(Part of a data file)
— Start —

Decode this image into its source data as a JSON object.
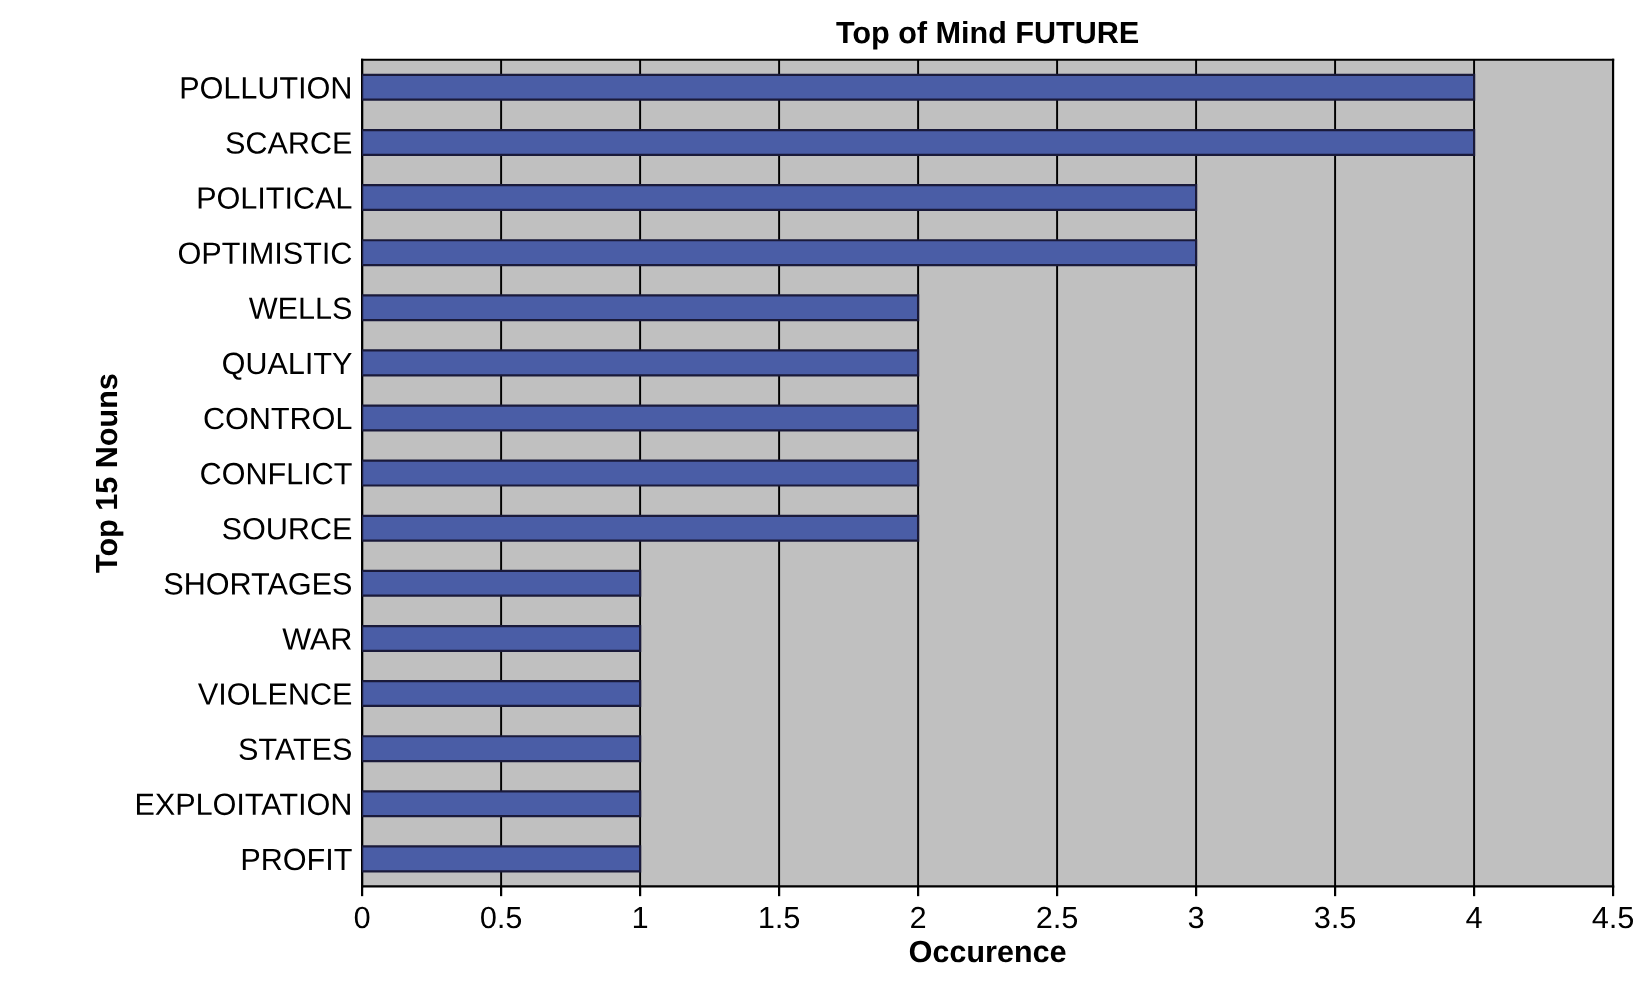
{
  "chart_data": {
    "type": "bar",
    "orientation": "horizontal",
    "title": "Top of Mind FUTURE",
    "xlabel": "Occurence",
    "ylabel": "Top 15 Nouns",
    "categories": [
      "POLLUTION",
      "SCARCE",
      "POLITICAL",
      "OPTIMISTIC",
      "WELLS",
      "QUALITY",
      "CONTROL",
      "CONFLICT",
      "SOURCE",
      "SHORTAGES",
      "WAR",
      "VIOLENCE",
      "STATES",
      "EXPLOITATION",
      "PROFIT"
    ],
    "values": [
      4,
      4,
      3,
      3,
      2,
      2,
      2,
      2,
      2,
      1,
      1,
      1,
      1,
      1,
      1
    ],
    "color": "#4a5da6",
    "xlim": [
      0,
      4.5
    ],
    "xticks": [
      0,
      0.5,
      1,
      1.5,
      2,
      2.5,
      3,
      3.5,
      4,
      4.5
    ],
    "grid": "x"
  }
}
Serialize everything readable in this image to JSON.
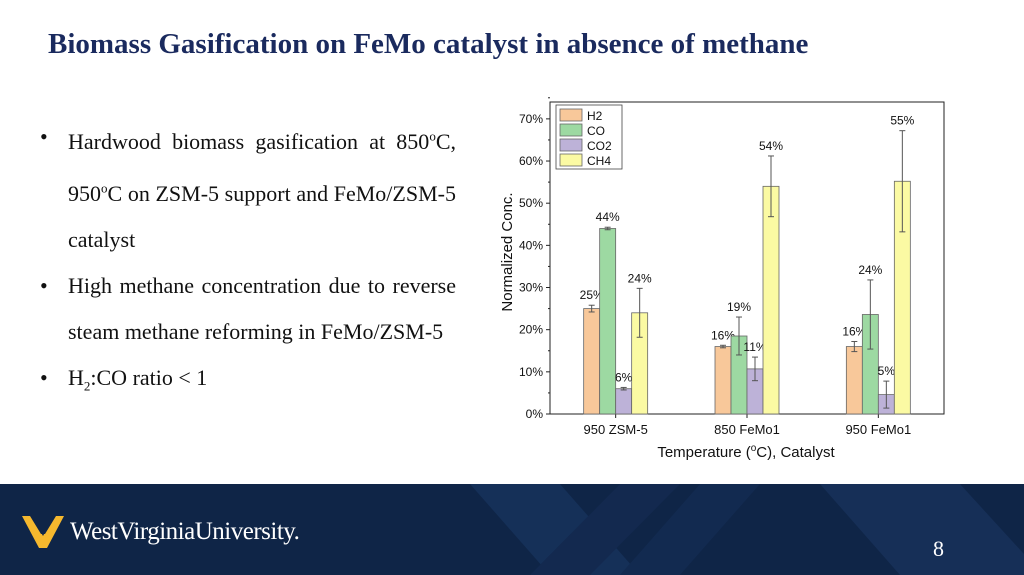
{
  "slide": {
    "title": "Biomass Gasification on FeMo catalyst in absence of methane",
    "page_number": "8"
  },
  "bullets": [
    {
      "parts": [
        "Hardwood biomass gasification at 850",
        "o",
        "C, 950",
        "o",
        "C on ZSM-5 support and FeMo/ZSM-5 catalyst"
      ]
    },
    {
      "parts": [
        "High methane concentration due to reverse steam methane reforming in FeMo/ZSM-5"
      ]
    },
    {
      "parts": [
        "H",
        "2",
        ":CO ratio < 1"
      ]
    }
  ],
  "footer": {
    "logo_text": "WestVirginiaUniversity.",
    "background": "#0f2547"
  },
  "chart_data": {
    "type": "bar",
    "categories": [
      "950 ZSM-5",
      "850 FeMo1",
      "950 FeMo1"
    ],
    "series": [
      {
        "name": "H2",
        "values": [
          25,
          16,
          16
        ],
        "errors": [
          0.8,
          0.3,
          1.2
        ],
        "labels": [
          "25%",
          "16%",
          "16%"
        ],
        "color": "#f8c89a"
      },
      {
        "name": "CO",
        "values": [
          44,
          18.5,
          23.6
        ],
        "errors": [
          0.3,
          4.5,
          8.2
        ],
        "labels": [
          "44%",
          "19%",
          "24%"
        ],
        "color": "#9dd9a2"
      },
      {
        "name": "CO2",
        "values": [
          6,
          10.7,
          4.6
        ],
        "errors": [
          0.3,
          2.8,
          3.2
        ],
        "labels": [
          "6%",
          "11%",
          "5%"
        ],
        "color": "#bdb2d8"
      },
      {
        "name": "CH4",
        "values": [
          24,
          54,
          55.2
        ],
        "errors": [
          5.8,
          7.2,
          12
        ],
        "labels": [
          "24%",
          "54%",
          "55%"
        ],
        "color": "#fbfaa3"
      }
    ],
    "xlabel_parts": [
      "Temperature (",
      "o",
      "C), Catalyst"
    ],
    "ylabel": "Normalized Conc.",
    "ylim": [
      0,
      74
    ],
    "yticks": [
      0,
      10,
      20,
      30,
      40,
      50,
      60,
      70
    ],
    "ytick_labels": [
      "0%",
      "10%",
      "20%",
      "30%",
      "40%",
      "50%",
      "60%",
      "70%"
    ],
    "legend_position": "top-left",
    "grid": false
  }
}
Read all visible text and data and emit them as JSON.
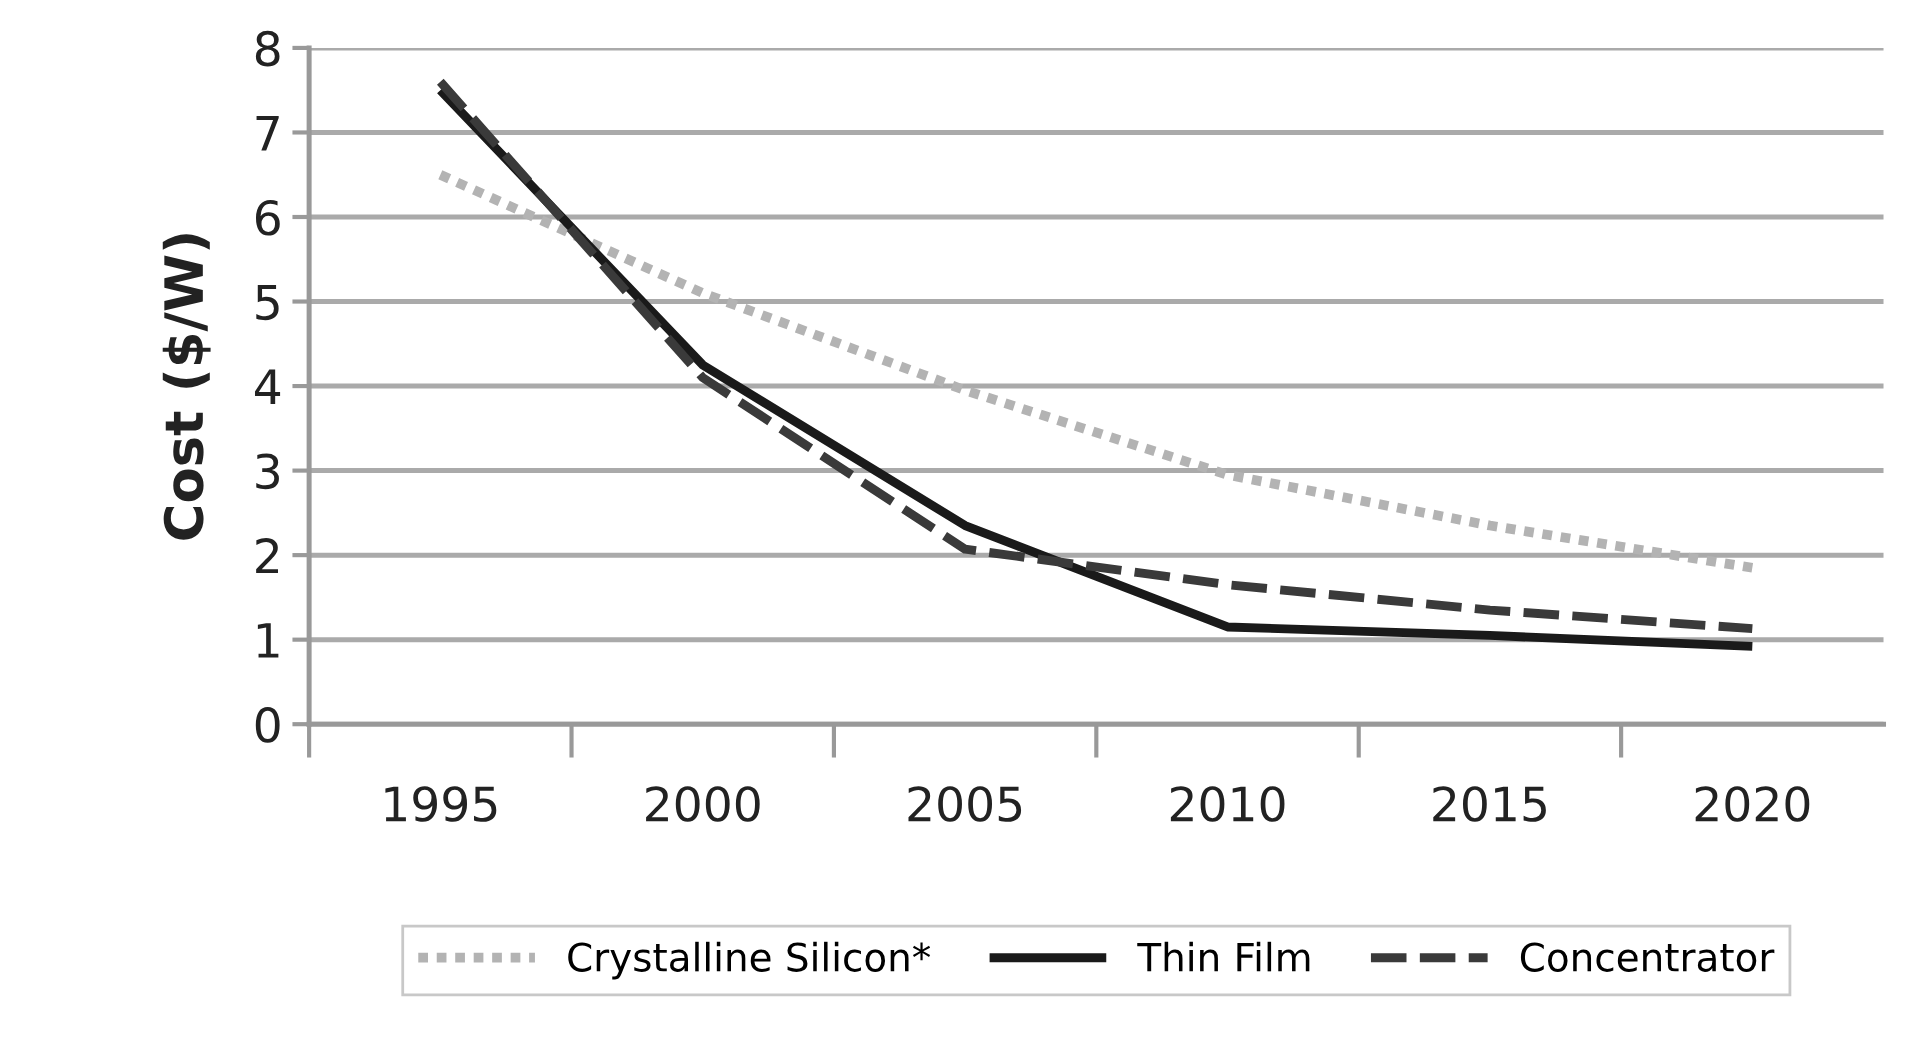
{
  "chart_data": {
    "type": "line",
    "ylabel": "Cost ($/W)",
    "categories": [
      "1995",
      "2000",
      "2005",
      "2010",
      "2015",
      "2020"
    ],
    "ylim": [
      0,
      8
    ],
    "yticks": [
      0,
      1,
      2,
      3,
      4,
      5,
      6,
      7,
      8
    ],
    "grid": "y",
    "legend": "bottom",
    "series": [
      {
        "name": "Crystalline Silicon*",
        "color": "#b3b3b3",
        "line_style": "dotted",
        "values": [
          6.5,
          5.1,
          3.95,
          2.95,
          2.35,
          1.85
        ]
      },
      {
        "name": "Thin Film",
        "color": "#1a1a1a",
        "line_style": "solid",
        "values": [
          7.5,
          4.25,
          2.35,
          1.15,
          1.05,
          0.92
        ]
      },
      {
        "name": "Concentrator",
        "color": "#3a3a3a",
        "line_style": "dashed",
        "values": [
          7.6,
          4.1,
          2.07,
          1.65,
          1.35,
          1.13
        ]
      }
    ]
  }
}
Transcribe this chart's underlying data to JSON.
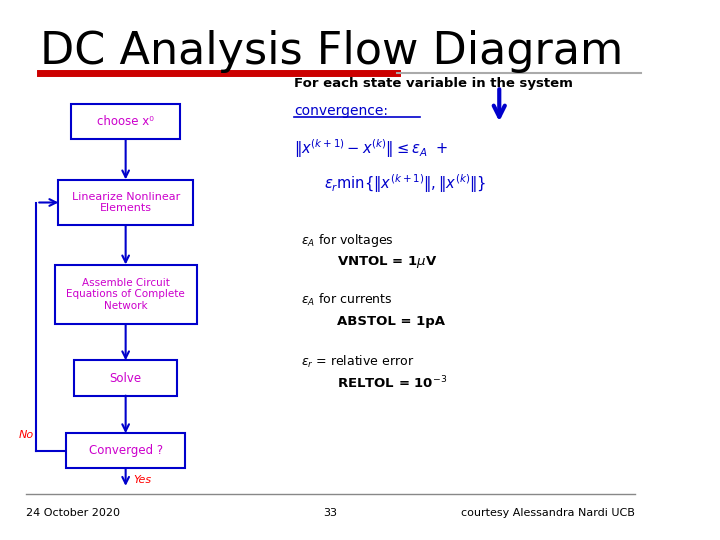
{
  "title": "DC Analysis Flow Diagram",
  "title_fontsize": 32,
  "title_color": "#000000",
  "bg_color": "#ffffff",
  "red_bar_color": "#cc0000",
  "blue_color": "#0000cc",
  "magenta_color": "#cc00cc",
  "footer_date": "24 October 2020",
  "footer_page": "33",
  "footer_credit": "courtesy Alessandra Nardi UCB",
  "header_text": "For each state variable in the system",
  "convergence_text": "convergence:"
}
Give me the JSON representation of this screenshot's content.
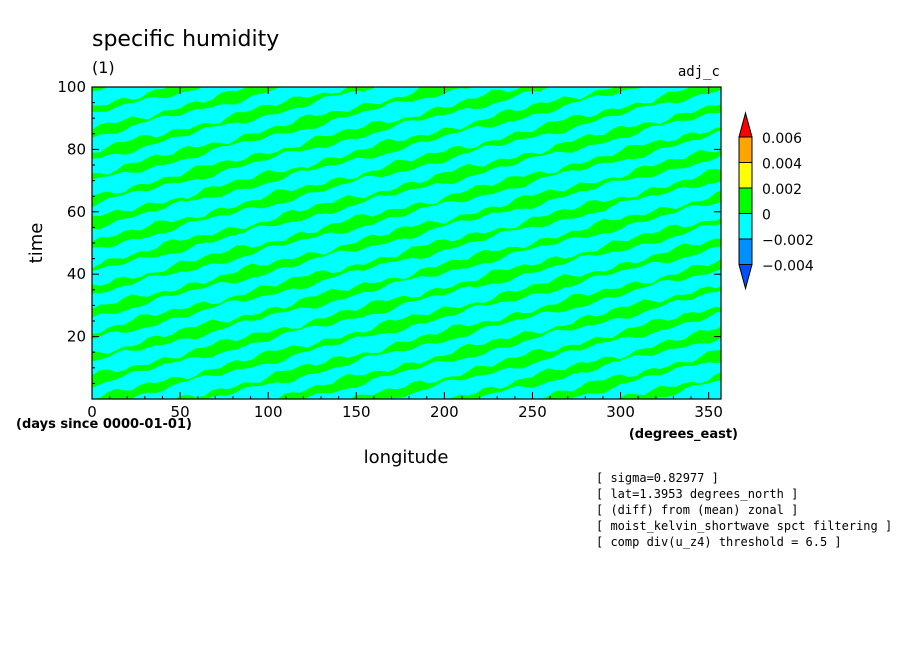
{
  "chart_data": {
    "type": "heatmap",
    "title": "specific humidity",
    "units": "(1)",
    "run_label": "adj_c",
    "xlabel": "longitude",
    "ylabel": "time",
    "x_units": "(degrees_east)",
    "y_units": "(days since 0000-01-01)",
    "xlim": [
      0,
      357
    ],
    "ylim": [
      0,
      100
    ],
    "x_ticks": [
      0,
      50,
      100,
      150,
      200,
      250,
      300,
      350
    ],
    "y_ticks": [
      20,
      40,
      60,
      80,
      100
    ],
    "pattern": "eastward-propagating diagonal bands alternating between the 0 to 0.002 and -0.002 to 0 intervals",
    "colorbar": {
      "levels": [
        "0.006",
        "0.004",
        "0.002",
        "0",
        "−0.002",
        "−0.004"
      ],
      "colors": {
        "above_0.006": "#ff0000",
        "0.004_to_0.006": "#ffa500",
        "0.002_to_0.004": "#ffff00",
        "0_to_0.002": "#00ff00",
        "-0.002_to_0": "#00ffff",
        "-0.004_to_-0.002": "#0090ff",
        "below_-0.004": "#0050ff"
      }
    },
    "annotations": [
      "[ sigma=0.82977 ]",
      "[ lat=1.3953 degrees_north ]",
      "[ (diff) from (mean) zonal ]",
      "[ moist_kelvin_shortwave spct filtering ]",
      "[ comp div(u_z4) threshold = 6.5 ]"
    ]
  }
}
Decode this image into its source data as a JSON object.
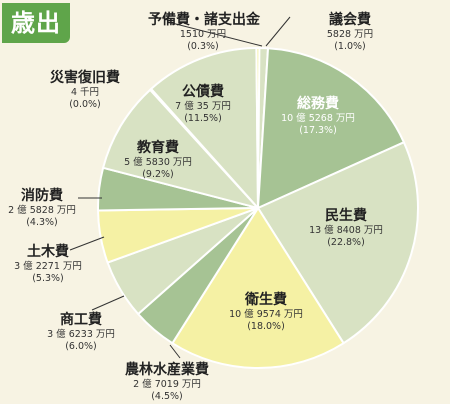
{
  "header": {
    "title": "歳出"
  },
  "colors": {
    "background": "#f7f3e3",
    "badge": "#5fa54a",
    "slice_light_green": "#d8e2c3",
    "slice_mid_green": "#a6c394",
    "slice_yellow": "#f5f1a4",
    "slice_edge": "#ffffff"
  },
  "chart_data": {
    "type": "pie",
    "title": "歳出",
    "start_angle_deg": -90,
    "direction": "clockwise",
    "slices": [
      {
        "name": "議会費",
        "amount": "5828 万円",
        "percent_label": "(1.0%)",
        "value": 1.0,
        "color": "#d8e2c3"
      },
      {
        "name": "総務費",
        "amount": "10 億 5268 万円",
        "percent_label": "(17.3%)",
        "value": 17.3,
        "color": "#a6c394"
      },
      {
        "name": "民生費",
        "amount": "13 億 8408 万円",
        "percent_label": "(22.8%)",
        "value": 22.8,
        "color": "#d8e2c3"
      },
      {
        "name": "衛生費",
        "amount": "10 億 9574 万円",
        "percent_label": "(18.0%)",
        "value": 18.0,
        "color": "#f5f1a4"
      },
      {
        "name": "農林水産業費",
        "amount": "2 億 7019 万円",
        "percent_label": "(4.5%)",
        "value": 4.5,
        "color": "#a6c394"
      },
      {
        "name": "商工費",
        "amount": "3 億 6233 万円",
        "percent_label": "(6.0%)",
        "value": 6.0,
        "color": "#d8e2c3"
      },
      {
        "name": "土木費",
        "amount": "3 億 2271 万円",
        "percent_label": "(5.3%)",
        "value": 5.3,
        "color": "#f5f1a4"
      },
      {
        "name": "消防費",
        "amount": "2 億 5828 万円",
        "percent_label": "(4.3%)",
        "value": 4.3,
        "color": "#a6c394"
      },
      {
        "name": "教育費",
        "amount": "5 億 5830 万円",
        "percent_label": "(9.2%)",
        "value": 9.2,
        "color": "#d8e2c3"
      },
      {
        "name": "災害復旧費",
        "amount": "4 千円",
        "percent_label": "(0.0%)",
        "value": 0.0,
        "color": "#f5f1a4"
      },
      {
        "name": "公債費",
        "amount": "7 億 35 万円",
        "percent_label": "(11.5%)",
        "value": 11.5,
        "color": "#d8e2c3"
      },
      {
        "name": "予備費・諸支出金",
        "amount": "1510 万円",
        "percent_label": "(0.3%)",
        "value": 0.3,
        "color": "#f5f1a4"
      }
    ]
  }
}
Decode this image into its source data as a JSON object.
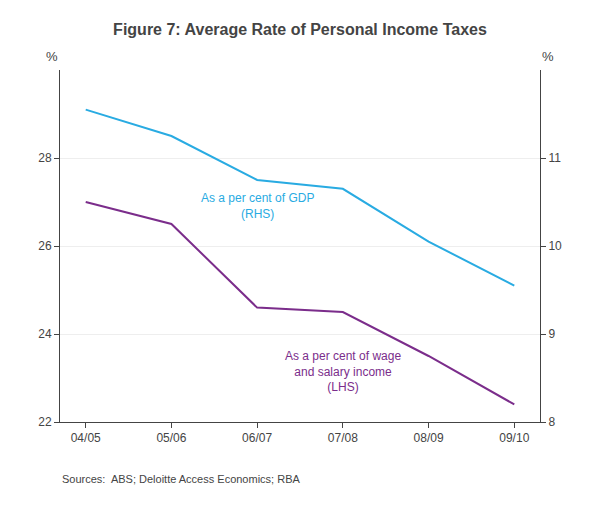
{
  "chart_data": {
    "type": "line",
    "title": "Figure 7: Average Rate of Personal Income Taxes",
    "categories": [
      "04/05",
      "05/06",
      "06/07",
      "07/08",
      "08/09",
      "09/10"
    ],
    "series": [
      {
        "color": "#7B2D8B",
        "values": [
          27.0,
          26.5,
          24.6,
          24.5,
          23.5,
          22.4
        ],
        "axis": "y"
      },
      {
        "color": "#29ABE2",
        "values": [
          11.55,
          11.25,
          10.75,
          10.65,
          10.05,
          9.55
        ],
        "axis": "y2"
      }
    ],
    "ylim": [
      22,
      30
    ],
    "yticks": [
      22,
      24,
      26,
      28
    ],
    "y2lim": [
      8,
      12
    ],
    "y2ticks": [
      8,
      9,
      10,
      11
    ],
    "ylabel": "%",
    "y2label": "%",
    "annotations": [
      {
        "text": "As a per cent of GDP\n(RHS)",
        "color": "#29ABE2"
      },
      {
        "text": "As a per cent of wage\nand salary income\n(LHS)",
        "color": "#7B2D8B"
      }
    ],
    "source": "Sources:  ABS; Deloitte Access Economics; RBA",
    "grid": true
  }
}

— End —

Select from the material above each line in which the string "background" appears, and list those lines.

    "background": "#0f2547"
    "background": "#f7f3e3",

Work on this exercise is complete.